WRITTEN REQUEST
Which lines hold the word "middle"? Copy each of them.

>> Start STORED DATA

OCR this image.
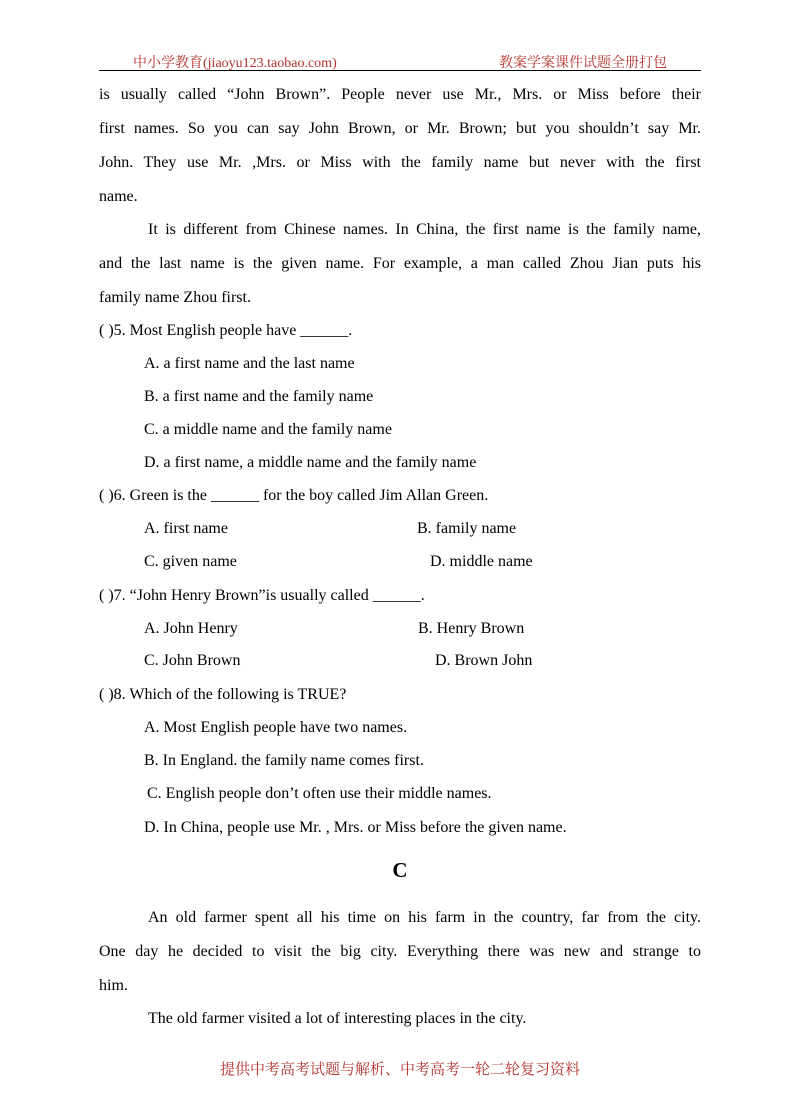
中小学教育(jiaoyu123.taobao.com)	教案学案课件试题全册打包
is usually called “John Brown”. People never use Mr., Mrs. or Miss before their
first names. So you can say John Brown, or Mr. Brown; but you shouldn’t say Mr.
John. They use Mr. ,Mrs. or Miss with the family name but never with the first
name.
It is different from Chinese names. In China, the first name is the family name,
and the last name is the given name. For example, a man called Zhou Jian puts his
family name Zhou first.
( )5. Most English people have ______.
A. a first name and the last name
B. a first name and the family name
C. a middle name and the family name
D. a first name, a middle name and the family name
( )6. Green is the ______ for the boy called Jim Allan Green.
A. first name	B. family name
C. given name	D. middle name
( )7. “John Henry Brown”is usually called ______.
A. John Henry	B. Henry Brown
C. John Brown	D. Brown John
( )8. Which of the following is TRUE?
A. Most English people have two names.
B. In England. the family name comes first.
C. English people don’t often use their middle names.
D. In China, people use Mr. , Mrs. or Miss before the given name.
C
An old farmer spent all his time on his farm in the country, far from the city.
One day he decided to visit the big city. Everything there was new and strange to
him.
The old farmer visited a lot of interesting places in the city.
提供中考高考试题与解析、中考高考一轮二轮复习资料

>> End STORED DATA
>> Start STORED DATA

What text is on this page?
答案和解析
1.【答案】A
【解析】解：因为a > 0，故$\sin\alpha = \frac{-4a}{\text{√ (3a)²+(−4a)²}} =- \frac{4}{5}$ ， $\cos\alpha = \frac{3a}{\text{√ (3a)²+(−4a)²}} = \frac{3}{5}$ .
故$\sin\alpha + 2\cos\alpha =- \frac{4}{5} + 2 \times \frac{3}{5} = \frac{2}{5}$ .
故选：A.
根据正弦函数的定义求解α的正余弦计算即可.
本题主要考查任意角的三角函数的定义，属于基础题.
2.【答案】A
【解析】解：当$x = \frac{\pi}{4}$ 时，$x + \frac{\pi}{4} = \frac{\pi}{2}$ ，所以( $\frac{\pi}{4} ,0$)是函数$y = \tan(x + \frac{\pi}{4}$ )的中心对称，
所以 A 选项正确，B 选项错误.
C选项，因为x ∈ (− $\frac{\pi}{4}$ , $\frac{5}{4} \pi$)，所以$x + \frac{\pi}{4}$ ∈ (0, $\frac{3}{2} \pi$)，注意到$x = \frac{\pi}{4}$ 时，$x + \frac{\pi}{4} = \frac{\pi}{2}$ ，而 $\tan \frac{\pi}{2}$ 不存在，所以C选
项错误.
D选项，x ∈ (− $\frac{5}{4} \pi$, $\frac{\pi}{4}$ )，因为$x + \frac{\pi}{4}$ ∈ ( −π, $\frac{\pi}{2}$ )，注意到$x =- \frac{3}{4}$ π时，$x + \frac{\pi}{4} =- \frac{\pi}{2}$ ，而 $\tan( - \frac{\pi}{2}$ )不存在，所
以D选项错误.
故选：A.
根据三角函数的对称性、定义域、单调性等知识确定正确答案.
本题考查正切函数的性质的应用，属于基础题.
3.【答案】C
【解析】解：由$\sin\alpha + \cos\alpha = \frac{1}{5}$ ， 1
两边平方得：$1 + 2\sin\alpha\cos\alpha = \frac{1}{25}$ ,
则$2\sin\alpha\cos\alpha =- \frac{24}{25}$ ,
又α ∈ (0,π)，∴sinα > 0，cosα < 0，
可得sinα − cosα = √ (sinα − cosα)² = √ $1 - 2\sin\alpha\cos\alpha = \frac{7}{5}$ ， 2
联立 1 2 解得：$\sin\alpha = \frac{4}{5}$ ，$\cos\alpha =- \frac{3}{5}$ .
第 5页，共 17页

>> End STORED DATA

SOLUTION FOR THIS TASK
C. a middle name and the family name
D. a first name, a middle name and the family name
C. given name	D. middle name
C. English people don’t often use their middle names.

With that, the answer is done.